[Stored items from a collection]

══════════

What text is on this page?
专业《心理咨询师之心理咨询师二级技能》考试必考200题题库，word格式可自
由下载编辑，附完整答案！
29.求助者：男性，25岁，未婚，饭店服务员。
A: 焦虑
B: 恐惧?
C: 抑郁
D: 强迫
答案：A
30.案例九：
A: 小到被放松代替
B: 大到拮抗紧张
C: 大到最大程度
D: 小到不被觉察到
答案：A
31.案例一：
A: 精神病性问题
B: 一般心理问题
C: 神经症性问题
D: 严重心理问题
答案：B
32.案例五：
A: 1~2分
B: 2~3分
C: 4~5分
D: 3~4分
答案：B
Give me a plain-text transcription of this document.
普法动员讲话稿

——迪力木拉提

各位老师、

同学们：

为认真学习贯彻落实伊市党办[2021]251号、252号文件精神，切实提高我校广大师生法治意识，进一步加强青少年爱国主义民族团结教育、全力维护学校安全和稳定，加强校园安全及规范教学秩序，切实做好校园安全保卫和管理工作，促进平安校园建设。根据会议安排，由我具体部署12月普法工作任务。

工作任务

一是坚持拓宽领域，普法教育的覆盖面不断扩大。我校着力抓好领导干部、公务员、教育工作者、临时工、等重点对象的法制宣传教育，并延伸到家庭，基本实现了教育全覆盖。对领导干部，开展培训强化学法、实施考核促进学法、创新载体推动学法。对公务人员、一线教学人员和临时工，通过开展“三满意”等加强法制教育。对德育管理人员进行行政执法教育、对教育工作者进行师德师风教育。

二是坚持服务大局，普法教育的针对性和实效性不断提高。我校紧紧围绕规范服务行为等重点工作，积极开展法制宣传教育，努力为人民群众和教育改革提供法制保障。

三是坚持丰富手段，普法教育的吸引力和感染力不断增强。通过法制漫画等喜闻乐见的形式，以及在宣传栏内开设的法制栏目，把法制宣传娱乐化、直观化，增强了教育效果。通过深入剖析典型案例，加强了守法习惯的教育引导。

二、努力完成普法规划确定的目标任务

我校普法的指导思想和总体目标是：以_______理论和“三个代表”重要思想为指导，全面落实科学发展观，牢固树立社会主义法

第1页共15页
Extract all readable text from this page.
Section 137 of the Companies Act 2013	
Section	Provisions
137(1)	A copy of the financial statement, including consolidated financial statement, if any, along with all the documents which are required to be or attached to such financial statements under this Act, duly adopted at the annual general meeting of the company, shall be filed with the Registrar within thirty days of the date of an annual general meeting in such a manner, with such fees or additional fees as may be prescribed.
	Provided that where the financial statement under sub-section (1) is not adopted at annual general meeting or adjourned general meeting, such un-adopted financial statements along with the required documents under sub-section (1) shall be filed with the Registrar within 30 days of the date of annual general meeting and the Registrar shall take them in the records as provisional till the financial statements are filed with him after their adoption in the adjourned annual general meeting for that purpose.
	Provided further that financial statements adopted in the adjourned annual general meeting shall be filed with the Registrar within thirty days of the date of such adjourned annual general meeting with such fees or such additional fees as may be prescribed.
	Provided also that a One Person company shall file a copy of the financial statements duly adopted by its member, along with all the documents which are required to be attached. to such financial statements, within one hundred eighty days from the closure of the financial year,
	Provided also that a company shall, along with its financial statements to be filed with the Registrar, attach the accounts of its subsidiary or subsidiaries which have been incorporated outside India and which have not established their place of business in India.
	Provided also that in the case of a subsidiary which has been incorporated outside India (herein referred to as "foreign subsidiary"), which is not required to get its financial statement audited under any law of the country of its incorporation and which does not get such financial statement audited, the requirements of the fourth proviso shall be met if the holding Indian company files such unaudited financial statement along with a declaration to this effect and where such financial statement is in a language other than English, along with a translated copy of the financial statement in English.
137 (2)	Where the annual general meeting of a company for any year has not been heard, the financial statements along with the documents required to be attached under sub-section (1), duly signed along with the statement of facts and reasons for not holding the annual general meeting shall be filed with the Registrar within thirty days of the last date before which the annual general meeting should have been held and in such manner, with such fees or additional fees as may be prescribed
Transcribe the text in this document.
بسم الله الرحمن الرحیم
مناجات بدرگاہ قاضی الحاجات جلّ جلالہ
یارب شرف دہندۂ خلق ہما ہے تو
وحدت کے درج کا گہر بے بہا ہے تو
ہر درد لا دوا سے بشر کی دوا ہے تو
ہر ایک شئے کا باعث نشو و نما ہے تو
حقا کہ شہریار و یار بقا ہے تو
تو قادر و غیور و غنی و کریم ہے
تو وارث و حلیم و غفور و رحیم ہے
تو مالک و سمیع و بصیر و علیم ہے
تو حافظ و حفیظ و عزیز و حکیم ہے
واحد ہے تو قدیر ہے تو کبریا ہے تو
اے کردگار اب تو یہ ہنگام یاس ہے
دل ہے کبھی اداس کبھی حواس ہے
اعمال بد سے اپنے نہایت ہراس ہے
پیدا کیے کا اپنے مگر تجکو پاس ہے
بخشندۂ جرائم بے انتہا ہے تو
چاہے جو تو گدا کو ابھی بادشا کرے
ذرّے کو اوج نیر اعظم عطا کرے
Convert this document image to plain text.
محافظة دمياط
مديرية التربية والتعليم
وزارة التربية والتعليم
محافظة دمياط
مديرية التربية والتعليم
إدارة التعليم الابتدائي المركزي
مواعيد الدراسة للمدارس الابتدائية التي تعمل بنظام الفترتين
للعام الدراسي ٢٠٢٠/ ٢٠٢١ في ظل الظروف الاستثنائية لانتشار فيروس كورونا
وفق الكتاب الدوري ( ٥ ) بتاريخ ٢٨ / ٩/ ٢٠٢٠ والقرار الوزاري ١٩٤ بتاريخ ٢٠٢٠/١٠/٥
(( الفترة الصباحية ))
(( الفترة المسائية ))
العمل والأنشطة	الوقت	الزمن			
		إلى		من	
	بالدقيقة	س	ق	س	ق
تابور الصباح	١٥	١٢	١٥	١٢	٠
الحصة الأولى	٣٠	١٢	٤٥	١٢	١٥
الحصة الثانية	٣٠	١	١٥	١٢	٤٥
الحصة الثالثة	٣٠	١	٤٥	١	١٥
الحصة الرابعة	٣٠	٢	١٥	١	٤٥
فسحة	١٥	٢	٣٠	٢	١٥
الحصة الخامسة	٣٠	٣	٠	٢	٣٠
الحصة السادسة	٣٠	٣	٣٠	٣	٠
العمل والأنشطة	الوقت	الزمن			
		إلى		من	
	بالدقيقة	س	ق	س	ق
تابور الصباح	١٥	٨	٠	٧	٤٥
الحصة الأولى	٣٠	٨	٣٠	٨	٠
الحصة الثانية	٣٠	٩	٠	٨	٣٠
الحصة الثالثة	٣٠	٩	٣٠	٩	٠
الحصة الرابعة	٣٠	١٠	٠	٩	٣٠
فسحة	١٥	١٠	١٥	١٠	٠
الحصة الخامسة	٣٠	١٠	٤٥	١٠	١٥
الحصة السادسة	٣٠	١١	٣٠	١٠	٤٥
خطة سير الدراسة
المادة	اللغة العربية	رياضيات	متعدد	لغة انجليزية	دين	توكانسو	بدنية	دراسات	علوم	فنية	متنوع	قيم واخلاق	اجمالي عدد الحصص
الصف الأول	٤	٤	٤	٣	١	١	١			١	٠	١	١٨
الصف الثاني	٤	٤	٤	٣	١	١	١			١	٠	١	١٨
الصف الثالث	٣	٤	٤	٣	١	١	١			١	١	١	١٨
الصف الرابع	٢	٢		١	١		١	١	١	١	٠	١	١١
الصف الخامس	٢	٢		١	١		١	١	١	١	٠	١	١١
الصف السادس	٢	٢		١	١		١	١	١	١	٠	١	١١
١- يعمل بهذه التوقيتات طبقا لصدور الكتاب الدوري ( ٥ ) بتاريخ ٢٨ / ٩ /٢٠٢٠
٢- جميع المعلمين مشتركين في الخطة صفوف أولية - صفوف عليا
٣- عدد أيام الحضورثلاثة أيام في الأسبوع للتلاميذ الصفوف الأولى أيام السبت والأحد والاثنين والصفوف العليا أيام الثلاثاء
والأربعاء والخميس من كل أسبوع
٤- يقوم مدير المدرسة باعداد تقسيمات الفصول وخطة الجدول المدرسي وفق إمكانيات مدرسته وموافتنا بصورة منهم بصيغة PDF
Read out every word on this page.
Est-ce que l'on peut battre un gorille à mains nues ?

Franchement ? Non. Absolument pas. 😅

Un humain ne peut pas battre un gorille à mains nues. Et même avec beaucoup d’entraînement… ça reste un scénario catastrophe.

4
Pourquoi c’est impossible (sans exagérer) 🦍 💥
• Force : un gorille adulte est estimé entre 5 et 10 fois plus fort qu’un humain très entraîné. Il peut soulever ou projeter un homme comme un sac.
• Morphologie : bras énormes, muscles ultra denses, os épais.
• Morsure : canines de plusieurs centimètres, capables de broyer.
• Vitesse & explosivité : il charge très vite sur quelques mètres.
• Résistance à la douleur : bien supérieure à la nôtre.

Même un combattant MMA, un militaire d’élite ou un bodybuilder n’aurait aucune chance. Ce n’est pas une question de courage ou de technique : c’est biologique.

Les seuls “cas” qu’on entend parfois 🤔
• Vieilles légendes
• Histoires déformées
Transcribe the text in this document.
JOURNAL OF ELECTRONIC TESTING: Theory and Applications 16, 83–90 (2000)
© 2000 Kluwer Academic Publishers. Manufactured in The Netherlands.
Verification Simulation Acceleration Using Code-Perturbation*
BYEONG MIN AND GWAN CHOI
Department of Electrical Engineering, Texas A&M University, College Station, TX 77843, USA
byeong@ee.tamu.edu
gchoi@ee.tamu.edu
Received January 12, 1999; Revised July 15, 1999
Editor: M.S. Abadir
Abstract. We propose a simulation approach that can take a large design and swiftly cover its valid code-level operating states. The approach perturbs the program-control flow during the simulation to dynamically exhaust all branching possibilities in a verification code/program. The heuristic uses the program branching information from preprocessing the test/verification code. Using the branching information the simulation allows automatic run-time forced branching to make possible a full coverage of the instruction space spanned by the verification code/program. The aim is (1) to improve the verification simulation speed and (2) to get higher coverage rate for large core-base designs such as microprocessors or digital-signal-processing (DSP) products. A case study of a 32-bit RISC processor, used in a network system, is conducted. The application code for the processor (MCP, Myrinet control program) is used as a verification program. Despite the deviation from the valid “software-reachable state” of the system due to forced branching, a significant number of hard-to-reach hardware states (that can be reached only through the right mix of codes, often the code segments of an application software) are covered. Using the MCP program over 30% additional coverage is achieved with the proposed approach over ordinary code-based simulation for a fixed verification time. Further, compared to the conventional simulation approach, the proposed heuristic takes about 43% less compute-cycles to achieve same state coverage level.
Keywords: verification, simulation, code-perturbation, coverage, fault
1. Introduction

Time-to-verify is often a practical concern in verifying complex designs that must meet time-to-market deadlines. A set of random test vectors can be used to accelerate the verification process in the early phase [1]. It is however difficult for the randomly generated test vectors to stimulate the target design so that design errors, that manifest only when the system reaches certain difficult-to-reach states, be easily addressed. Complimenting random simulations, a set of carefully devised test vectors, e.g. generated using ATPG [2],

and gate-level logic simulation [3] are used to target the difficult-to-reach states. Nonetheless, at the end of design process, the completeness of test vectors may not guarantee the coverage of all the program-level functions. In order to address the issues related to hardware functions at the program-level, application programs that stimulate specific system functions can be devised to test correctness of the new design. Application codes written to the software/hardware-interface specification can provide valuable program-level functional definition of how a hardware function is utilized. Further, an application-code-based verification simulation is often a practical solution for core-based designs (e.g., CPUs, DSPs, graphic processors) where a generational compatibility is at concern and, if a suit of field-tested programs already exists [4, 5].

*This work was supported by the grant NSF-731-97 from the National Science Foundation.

══════════

◆ WRITTEN REQUEST:
Lines that hold the word "nues" are the ones to return, every one of them.

◆ EXERCISE RESULT:
Est-ce que l'on peut battre un gorille à mains nues ?
Un humain ne peut pas battre un gorille à mains nues. Et même avec beaucoup d’entraînement… ça reste un scénario catastrophe.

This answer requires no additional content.